### TASK DETAILS
Below are some entries; can you quote all of them exactly?

### RAW RECORDS
■ ■ ■

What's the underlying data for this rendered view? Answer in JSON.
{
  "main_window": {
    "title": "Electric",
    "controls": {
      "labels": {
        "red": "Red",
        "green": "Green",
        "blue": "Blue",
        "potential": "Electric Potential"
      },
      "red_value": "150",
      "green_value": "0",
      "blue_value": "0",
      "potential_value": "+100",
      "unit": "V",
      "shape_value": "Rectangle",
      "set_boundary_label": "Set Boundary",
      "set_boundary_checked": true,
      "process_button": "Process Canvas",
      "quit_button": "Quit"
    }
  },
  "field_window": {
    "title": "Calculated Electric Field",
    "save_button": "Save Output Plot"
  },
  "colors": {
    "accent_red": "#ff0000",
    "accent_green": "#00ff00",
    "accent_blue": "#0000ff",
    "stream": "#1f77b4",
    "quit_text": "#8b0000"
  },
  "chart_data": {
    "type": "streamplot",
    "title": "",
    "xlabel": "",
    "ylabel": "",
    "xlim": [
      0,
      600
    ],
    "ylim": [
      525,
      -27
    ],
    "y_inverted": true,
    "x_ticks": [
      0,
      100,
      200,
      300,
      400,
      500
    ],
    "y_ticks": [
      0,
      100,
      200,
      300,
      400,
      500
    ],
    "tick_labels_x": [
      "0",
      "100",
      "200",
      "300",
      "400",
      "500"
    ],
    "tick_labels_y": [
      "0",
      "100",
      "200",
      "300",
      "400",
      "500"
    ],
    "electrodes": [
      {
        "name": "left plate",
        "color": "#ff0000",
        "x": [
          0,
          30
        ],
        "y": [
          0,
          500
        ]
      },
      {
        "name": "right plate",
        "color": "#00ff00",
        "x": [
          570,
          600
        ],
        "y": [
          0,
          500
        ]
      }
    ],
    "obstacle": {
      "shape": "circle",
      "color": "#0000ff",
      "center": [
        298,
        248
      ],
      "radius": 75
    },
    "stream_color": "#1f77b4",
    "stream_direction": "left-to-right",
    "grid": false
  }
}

■ ■ ■

### ANSWER TO THIS TASK
What's the underlying data for this rendered view? Answer in JSON.
{
  "main_window": {
    "title": "Electric",
    "controls": {
      "labels": {
        "red": "Red",
        "green": "Green",
        "blue": "Blue",
        "potential": "Electric Potential"
      },
      "red_value": "150",
      "green_value": "0",
      "blue_value": "0",
      "potential_value": "+100",
      "unit": "V",
      "shape_value": "Rectangle",
      "set_boundary_label": "Set Boundary",
      "set_boundary_checked": true,
      "process_button": "Process Canvas",
      "quit_button": "Quit"
    }
  },
  "field_window": {
    "title": "Calculated Electric Field",
    "save_button": "Save Output Plot"
  },
  "colors": {
    "accent_red": "#ff0000",
    "accent_green": "#00ff00",
    "accent_blue": "#0000ff",
    "stream": "#1f77b4",
    "quit_text": "#8b0000"
  },
  "chart_data": {
    "type": "streamplot",
    "title": "",
    "xlabel": "",
    "ylabel": "",
    "xlim": [
      0,
      600
    ],
    "ylim": [
      525,
      -27
    ],
    "y_inverted": true,
    "x_ticks": [
      0,
      100,
      200,
      300,
      400,
      500
    ],
    "y_ticks": [
      0,
      100,
      200,
      300,
      400,
      500
    ],
    "tick_labels_x": [
      "0",
      "100",
      "200",
      "300",
      "400",
      "500"
    ],
    "tick_labels_y": [
      "0",
      "100",
      "200",
      "300",
      "400",
      "500"
    ],
    "electrodes": [
      {
        "name": "left plate",
        "color": "#ff0000",
        "x": [
          0,
          30
        ],
        "y": [
          0,
          500
        ]
      },
      {
        "name": "right plate",
        "color": "#00ff00",
        "x": [
          570,
          600
        ],
        "y": [
          0,
          500
        ]
      }
    ],
    "obstacle": {
      "shape": "circle",
      "color": "#0000ff",
      "center": [
        298,
        248
      ],
      "radius": 75
    },
    "stream_color": "#1f77b4",
    "stream_direction": "left-to-right",
    "grid": false
  }
}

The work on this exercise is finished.